_TASK DIRECTIONS_
Each line below should be reproduced without any alteration.

_SUPPLIED DATA_
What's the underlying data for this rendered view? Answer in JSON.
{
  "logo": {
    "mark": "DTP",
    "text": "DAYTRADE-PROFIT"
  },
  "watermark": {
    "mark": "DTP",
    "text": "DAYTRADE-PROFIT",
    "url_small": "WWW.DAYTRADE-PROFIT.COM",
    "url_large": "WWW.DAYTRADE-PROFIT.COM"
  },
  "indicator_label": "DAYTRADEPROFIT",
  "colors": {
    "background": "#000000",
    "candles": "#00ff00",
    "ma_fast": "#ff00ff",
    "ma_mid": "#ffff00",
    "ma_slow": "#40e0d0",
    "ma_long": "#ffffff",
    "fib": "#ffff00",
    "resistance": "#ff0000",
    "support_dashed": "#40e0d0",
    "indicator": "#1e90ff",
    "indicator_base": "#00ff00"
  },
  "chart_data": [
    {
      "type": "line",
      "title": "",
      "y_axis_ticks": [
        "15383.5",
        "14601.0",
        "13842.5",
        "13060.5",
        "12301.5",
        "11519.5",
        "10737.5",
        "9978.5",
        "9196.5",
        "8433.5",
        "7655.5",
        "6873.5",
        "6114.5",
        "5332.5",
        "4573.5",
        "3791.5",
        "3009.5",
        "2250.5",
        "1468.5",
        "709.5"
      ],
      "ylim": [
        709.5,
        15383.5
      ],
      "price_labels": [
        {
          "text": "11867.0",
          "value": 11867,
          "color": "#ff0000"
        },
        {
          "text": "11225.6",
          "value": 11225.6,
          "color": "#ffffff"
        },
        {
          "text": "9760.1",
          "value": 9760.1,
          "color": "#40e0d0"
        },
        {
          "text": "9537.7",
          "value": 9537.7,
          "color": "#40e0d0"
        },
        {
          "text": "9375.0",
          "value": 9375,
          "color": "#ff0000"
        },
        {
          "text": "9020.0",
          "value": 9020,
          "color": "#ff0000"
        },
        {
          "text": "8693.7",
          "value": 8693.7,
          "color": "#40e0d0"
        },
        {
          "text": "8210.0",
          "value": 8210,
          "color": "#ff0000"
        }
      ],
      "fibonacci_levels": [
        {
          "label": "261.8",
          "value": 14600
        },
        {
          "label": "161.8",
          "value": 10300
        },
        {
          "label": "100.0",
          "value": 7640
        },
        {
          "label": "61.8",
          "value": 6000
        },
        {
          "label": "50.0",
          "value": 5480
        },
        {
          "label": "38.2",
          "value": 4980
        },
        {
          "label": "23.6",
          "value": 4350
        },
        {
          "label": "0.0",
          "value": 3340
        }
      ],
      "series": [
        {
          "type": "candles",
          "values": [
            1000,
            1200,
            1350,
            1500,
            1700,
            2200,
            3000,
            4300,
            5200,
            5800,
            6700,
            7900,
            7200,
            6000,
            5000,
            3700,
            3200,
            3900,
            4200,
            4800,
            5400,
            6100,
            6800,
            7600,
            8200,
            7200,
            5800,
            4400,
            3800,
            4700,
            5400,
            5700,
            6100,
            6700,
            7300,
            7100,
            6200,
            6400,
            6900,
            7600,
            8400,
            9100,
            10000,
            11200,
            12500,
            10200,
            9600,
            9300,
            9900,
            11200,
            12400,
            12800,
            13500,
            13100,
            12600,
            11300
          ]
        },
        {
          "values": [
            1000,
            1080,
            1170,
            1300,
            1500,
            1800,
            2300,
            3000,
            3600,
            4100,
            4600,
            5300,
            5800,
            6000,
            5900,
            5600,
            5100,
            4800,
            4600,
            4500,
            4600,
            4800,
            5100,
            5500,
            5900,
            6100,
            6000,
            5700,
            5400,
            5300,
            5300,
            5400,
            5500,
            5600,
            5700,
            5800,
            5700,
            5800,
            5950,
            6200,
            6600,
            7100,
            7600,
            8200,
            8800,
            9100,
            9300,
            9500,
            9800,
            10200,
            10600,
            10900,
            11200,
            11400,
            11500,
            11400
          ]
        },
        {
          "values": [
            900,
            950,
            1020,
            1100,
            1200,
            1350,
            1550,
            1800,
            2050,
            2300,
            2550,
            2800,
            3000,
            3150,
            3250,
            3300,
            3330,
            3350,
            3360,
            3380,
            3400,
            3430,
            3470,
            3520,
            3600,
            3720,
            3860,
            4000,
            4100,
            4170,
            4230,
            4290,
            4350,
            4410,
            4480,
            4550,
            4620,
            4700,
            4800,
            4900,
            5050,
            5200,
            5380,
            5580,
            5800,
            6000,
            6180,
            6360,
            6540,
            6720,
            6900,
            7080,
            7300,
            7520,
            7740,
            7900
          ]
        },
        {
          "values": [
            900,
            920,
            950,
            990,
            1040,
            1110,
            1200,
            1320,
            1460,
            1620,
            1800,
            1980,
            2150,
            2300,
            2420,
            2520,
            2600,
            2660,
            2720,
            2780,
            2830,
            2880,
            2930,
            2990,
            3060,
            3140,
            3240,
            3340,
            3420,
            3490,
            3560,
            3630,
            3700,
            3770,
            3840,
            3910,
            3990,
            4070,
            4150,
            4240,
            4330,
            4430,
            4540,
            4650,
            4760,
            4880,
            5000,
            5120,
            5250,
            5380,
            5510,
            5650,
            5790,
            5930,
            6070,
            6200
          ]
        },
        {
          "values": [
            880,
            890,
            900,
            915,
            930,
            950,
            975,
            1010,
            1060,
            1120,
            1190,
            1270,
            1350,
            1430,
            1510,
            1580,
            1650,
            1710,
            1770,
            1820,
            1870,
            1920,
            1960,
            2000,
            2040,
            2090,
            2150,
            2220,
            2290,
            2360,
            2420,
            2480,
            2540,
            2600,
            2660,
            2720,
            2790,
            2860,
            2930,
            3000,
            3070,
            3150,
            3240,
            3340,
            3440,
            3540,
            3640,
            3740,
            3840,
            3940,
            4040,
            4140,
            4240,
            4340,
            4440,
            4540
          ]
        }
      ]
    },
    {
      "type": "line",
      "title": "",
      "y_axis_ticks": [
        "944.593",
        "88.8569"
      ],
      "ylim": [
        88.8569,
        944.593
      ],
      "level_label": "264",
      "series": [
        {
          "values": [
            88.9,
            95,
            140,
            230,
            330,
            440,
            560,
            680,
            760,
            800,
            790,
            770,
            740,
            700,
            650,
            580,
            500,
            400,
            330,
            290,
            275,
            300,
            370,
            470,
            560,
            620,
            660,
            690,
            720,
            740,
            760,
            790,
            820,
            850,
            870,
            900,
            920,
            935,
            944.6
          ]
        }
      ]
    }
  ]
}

_SOLUTION TO THE PROBLEM_
What's the underlying data for this rendered view? Answer in JSON.
{
  "logo": {
    "mark": "DTP",
    "text": "DAYTRADE-PROFIT"
  },
  "watermark": {
    "mark": "DTP",
    "text": "DAYTRADE-PROFIT",
    "url_small": "WWW.DAYTRADE-PROFIT.COM",
    "url_large": "WWW.DAYTRADE-PROFIT.COM"
  },
  "indicator_label": "DAYTRADEPROFIT",
  "colors": {
    "background": "#000000",
    "candles": "#00ff00",
    "ma_fast": "#ff00ff",
    "ma_mid": "#ffff00",
    "ma_slow": "#40e0d0",
    "ma_long": "#ffffff",
    "fib": "#ffff00",
    "resistance": "#ff0000",
    "support_dashed": "#40e0d0",
    "indicator": "#1e90ff",
    "indicator_base": "#00ff00"
  },
  "chart_data": [
    {
      "type": "line",
      "title": "",
      "y_axis_ticks": [
        "15383.5",
        "14601.0",
        "13842.5",
        "13060.5",
        "12301.5",
        "11519.5",
        "10737.5",
        "9978.5",
        "9196.5",
        "8433.5",
        "7655.5",
        "6873.5",
        "6114.5",
        "5332.5",
        "4573.5",
        "3791.5",
        "3009.5",
        "2250.5",
        "1468.5",
        "709.5"
      ],
      "ylim": [
        709.5,
        15383.5
      ],
      "price_labels": [
        {
          "text": "11867.0",
          "value": 11867,
          "color": "#ff0000"
        },
        {
          "text": "11225.6",
          "value": 11225.6,
          "color": "#ffffff"
        },
        {
          "text": "9760.1",
          "value": 9760.1,
          "color": "#40e0d0"
        },
        {
          "text": "9537.7",
          "value": 9537.7,
          "color": "#40e0d0"
        },
        {
          "text": "9375.0",
          "value": 9375,
          "color": "#ff0000"
        },
        {
          "text": "9020.0",
          "value": 9020,
          "color": "#ff0000"
        },
        {
          "text": "8693.7",
          "value": 8693.7,
          "color": "#40e0d0"
        },
        {
          "text": "8210.0",
          "value": 8210,
          "color": "#ff0000"
        }
      ],
      "fibonacci_levels": [
        {
          "label": "261.8",
          "value": 14600
        },
        {
          "label": "161.8",
          "value": 10300
        },
        {
          "label": "100.0",
          "value": 7640
        },
        {
          "label": "61.8",
          "value": 6000
        },
        {
          "label": "50.0",
          "value": 5480
        },
        {
          "label": "38.2",
          "value": 4980
        },
        {
          "label": "23.6",
          "value": 4350
        },
        {
          "label": "0.0",
          "value": 3340
        }
      ],
      "series": [
        {
          "type": "candles",
          "values": [
            1000,
            1200,
            1350,
            1500,
            1700,
            2200,
            3000,
            4300,
            5200,
            5800,
            6700,
            7900,
            7200,
            6000,
            5000,
            3700,
            3200,
            3900,
            4200,
            4800,
            5400,
            6100,
            6800,
            7600,
            8200,
            7200,
            5800,
            4400,
            3800,
            4700,
            5400,
            5700,
            6100,
            6700,
            7300,
            7100,
            6200,
            6400,
            6900,
            7600,
            8400,
            9100,
            10000,
            11200,
            12500,
            10200,
            9600,
            9300,
            9900,
            11200,
            12400,
            12800,
            13500,
            13100,
            12600,
            11300
          ]
        },
        {
          "values": [
            1000,
            1080,
            1170,
            1300,
            1500,
            1800,
            2300,
            3000,
            3600,
            4100,
            4600,
            5300,
            5800,
            6000,
            5900,
            5600,
            5100,
            4800,
            4600,
            4500,
            4600,
            4800,
            5100,
            5500,
            5900,
            6100,
            6000,
            5700,
            5400,
            5300,
            5300,
            5400,
            5500,
            5600,
            5700,
            5800,
            5700,
            5800,
            5950,
            6200,
            6600,
            7100,
            7600,
            8200,
            8800,
            9100,
            9300,
            9500,
            9800,
            10200,
            10600,
            10900,
            11200,
            11400,
            11500,
            11400
          ]
        },
        {
          "values": [
            900,
            950,
            1020,
            1100,
            1200,
            1350,
            1550,
            1800,
            2050,
            2300,
            2550,
            2800,
            3000,
            3150,
            3250,
            3300,
            3330,
            3350,
            3360,
            3380,
            3400,
            3430,
            3470,
            3520,
            3600,
            3720,
            3860,
            4000,
            4100,
            4170,
            4230,
            4290,
            4350,
            4410,
            4480,
            4550,
            4620,
            4700,
            4800,
            4900,
            5050,
            5200,
            5380,
            5580,
            5800,
            6000,
            6180,
            6360,
            6540,
            6720,
            6900,
            7080,
            7300,
            7520,
            7740,
            7900
          ]
        },
        {
          "values": [
            900,
            920,
            950,
            990,
            1040,
            1110,
            1200,
            1320,
            1460,
            1620,
            1800,
            1980,
            2150,
            2300,
            2420,
            2520,
            2600,
            2660,
            2720,
            2780,
            2830,
            2880,
            2930,
            2990,
            3060,
            3140,
            3240,
            3340,
            3420,
            3490,
            3560,
            3630,
            3700,
            3770,
            3840,
            3910,
            3990,
            4070,
            4150,
            4240,
            4330,
            4430,
            4540,
            4650,
            4760,
            4880,
            5000,
            5120,
            5250,
            5380,
            5510,
            5650,
            5790,
            5930,
            6070,
            6200
          ]
        },
        {
          "values": [
            880,
            890,
            900,
            915,
            930,
            950,
            975,
            1010,
            1060,
            1120,
            1190,
            1270,
            1350,
            1430,
            1510,
            1580,
            1650,
            1710,
            1770,
            1820,
            1870,
            1920,
            1960,
            2000,
            2040,
            2090,
            2150,
            2220,
            2290,
            2360,
            2420,
            2480,
            2540,
            2600,
            2660,
            2720,
            2790,
            2860,
            2930,
            3000,
            3070,
            3150,
            3240,
            3340,
            3440,
            3540,
            3640,
            3740,
            3840,
            3940,
            4040,
            4140,
            4240,
            4340,
            4440,
            4540
          ]
        }
      ]
    },
    {
      "type": "line",
      "title": "",
      "y_axis_ticks": [
        "944.593",
        "88.8569"
      ],
      "ylim": [
        88.8569,
        944.593
      ],
      "level_label": "264",
      "series": [
        {
          "values": [
            88.9,
            95,
            140,
            230,
            330,
            440,
            560,
            680,
            760,
            800,
            790,
            770,
            740,
            700,
            650,
            580,
            500,
            400,
            330,
            290,
            275,
            300,
            370,
            470,
            560,
            620,
            660,
            690,
            720,
            740,
            760,
            790,
            820,
            850,
            870,
            900,
            920,
            935,
            944.6
          ]
        }
      ]
    }
  ]
}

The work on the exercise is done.